━━━ Input rows

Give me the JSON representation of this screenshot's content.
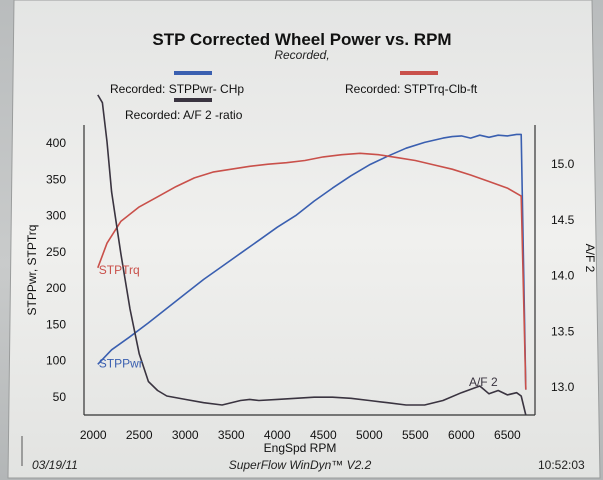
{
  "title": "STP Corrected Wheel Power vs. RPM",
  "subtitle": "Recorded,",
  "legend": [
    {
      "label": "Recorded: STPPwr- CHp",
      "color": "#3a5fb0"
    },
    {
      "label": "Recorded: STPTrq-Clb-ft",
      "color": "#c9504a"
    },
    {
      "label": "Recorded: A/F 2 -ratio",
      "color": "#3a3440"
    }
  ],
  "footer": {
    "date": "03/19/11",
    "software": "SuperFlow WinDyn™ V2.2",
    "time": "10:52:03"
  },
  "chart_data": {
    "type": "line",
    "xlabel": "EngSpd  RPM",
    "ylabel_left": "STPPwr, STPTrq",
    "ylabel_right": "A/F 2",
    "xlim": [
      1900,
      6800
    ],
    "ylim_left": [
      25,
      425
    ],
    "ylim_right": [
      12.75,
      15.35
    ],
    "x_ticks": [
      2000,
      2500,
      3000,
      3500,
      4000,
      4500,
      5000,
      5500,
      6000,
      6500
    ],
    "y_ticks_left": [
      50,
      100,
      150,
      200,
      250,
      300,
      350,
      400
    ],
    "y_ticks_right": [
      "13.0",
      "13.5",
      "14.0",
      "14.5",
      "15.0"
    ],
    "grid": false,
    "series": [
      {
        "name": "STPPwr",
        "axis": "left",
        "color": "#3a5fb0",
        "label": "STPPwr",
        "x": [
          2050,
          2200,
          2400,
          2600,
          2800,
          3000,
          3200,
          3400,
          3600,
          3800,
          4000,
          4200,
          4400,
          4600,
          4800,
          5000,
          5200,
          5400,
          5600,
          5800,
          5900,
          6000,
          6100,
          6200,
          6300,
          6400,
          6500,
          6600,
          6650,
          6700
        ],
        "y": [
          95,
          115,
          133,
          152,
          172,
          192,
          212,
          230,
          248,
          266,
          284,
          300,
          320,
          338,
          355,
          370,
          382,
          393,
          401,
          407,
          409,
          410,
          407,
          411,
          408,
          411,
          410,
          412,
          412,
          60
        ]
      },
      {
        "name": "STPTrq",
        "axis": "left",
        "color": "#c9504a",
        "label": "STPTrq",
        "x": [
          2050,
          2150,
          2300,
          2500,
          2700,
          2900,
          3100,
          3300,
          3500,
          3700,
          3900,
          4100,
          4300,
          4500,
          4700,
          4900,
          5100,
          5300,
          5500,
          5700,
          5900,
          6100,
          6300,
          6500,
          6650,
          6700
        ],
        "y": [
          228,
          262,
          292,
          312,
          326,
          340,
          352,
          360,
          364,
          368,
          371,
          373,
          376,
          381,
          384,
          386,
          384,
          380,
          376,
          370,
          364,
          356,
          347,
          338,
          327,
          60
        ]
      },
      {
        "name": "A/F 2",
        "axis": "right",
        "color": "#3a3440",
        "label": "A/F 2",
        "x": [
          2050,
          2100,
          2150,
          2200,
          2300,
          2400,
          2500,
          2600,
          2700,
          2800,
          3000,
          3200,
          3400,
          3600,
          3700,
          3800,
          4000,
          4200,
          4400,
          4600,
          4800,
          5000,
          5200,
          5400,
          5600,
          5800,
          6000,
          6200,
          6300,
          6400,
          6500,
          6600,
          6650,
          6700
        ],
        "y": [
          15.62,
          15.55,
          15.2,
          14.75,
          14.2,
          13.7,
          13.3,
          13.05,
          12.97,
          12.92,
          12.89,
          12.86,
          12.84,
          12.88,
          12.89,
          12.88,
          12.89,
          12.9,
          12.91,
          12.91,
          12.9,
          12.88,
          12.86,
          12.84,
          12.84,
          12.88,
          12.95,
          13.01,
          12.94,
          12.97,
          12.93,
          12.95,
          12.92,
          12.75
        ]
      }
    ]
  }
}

━━━━━━

▶ [Requirements] List all lines where "color" occurs.

▶ [Response]
      "color": "#3a5fb0"
      "color": "#c9504a"
      "color": "#3a3440"
        "color": "#3a5fb0",
        "color": "#c9504a",
        "color": "#3a3440",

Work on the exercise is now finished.